→ DATA SUPPLIED
* * * *
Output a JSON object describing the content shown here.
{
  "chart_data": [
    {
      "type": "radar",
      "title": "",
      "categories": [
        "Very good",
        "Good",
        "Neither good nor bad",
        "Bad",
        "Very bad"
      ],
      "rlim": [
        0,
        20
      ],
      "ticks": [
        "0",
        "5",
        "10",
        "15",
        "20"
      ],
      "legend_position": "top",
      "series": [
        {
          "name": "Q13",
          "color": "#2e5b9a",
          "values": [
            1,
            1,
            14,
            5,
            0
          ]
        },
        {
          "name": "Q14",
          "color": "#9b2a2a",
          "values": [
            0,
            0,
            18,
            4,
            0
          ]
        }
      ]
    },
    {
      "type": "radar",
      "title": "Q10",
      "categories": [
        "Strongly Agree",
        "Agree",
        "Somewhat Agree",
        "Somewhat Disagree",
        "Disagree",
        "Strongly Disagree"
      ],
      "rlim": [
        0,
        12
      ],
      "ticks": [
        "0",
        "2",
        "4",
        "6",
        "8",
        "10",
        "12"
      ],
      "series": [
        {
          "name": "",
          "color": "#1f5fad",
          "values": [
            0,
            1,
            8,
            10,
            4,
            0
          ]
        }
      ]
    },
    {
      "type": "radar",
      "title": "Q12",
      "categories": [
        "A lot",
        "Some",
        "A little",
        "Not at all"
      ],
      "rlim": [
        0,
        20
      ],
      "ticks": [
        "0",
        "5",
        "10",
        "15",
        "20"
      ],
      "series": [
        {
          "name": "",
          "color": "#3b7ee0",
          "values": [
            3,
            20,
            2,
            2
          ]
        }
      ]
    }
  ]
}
* * * *
→ AIM OF THE EXERCISE
Working from the material above, retype it in its entirety without change.

→ THE COMPLETED TASK
Output a JSON object describing the content shown here.
{
  "chart_data": [
    {
      "type": "radar",
      "title": "",
      "categories": [
        "Very good",
        "Good",
        "Neither good nor bad",
        "Bad",
        "Very bad"
      ],
      "rlim": [
        0,
        20
      ],
      "ticks": [
        "0",
        "5",
        "10",
        "15",
        "20"
      ],
      "legend_position": "top",
      "series": [
        {
          "name": "Q13",
          "color": "#2e5b9a",
          "values": [
            1,
            1,
            14,
            5,
            0
          ]
        },
        {
          "name": "Q14",
          "color": "#9b2a2a",
          "values": [
            0,
            0,
            18,
            4,
            0
          ]
        }
      ]
    },
    {
      "type": "radar",
      "title": "Q10",
      "categories": [
        "Strongly Agree",
        "Agree",
        "Somewhat Agree",
        "Somewhat Disagree",
        "Disagree",
        "Strongly Disagree"
      ],
      "rlim": [
        0,
        12
      ],
      "ticks": [
        "0",
        "2",
        "4",
        "6",
        "8",
        "10",
        "12"
      ],
      "series": [
        {
          "name": "",
          "color": "#1f5fad",
          "values": [
            0,
            1,
            8,
            10,
            4,
            0
          ]
        }
      ]
    },
    {
      "type": "radar",
      "title": "Q12",
      "categories": [
        "A lot",
        "Some",
        "A little",
        "Not at all"
      ],
      "rlim": [
        0,
        20
      ],
      "ticks": [
        "0",
        "5",
        "10",
        "15",
        "20"
      ],
      "series": [
        {
          "name": "",
          "color": "#3b7ee0",
          "values": [
            3,
            20,
            2,
            2
          ]
        }
      ]
    }
  ]
}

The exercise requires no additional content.